**Written exercise**
From the listing below, pull each line that includes "John".

**Data shown**
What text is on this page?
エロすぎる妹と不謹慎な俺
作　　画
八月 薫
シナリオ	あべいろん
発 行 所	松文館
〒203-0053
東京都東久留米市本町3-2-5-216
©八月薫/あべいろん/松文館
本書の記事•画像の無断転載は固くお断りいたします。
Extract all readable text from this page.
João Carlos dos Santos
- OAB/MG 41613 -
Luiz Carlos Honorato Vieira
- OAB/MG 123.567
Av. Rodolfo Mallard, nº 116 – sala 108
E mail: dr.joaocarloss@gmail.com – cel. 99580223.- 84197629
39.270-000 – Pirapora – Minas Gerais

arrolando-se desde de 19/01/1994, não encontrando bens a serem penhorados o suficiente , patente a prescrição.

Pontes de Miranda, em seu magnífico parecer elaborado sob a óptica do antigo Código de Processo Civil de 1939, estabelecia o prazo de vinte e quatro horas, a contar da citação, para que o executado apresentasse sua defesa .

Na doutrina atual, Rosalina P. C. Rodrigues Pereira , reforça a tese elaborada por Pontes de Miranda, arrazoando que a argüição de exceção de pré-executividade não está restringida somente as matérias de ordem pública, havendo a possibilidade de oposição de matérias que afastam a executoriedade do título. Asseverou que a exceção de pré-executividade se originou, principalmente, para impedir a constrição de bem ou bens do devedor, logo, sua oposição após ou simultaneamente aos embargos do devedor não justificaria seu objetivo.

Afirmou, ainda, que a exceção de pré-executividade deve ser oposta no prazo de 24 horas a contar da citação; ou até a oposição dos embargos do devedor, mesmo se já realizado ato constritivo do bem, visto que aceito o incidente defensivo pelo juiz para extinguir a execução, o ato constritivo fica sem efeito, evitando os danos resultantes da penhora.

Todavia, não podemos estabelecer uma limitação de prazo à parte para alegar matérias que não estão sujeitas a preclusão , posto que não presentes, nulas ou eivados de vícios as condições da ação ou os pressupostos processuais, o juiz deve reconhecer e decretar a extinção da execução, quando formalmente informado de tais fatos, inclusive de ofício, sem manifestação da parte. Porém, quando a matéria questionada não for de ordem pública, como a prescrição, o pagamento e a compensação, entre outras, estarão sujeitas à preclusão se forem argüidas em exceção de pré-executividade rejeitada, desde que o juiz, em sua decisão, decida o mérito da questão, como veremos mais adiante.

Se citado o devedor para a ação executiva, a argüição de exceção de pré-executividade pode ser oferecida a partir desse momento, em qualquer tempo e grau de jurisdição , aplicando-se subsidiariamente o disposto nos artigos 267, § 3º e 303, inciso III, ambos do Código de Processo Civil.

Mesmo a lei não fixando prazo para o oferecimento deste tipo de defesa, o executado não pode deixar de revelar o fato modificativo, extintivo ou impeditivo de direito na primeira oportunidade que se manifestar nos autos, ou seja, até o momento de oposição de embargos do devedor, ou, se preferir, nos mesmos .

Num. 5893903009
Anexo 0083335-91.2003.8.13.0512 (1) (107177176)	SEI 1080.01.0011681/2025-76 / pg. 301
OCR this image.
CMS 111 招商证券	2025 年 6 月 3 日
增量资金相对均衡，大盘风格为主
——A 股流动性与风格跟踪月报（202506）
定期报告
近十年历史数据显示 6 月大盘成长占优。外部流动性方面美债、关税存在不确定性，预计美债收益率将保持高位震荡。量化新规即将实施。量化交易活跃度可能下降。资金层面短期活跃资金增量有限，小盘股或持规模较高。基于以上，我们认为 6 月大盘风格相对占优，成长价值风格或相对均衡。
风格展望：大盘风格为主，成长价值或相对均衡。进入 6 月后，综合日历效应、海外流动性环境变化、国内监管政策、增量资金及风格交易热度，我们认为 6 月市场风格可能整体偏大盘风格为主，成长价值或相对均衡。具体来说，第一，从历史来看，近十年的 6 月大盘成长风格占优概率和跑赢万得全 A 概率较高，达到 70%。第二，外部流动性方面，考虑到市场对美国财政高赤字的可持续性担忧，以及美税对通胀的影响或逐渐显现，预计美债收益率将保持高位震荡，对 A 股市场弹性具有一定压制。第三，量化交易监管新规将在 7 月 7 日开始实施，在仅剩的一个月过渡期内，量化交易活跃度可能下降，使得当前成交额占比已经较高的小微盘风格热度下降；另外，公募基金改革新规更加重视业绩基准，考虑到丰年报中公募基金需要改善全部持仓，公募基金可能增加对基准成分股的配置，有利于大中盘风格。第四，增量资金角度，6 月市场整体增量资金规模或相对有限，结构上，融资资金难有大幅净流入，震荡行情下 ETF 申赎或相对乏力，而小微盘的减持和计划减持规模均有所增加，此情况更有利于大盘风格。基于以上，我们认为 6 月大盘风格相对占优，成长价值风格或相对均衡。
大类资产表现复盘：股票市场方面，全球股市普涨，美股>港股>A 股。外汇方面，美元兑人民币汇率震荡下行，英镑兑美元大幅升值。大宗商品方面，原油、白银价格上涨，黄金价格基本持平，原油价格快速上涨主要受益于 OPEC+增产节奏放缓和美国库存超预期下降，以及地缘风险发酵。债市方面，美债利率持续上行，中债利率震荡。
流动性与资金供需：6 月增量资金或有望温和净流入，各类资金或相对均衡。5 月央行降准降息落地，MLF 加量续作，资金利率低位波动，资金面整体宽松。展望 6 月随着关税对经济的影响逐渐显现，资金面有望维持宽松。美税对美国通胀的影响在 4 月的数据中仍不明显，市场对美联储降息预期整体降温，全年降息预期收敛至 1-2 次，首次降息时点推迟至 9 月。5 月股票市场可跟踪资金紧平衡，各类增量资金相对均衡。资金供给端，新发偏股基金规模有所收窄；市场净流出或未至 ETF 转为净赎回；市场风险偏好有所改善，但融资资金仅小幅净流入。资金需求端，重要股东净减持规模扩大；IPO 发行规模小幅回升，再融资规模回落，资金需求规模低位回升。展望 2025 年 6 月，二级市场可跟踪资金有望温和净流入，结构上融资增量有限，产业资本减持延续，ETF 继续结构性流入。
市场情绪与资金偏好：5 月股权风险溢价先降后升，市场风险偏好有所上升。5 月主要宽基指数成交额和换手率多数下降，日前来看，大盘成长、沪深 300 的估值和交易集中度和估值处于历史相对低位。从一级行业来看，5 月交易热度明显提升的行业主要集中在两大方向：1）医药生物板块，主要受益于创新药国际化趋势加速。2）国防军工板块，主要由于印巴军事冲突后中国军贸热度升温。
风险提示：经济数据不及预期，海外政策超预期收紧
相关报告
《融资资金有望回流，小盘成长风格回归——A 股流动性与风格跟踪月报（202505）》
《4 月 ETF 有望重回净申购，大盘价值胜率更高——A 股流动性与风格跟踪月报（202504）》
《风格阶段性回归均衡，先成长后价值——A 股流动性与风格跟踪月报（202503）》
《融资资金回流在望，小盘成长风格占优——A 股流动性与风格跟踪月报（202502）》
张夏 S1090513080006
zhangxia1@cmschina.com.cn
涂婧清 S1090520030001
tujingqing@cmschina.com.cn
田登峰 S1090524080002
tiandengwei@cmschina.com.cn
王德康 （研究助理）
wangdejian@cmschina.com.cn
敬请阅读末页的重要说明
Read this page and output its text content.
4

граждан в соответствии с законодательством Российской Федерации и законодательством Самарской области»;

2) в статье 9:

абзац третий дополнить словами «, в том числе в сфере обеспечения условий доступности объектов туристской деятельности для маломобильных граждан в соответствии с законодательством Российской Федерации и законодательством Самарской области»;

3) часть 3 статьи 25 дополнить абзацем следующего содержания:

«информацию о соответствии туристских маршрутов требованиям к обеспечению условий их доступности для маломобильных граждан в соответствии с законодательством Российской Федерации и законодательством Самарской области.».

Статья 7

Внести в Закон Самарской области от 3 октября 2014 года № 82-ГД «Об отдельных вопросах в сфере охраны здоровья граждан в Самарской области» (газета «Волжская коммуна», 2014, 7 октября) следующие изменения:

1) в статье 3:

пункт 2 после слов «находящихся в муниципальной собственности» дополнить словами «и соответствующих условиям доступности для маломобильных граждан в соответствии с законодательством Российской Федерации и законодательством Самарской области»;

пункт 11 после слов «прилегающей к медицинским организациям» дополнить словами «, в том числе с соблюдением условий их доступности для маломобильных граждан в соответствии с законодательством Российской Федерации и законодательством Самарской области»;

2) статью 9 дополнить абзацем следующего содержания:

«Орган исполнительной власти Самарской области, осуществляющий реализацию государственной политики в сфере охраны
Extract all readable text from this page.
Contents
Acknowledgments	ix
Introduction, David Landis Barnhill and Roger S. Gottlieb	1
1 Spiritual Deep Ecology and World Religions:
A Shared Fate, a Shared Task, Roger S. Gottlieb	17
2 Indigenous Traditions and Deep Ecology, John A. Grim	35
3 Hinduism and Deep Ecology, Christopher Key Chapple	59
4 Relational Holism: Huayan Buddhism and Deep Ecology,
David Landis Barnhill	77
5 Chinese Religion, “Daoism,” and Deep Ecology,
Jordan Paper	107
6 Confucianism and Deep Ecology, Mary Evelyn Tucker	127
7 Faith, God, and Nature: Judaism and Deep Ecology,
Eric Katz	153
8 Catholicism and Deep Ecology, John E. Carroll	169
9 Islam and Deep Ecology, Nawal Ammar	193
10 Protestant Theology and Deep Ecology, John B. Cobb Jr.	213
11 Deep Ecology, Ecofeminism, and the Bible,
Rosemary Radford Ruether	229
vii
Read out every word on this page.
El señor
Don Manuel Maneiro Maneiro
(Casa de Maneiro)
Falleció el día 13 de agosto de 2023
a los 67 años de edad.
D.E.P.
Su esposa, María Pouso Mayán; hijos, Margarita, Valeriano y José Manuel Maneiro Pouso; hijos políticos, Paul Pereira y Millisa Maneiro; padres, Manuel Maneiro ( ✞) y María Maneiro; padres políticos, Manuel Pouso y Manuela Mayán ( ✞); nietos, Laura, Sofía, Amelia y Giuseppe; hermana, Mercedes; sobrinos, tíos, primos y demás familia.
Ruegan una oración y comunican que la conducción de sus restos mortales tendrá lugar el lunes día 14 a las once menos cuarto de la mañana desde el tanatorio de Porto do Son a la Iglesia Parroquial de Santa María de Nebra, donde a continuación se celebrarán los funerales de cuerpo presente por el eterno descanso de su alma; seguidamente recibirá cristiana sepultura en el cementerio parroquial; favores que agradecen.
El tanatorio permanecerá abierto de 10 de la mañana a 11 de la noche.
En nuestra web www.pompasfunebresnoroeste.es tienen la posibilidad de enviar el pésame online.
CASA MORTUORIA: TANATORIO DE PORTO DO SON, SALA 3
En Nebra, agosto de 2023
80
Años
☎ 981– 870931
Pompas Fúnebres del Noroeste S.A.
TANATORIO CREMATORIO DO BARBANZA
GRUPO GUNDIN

**Complete answer**
2 Indigenous Traditions and Deep Ecology, John A. Grim	35
8 Catholicism and Deep Ecology, John E. Carroll	169
10 Protestant Theology and Deep Ecology, John B. Cobb Jr.	213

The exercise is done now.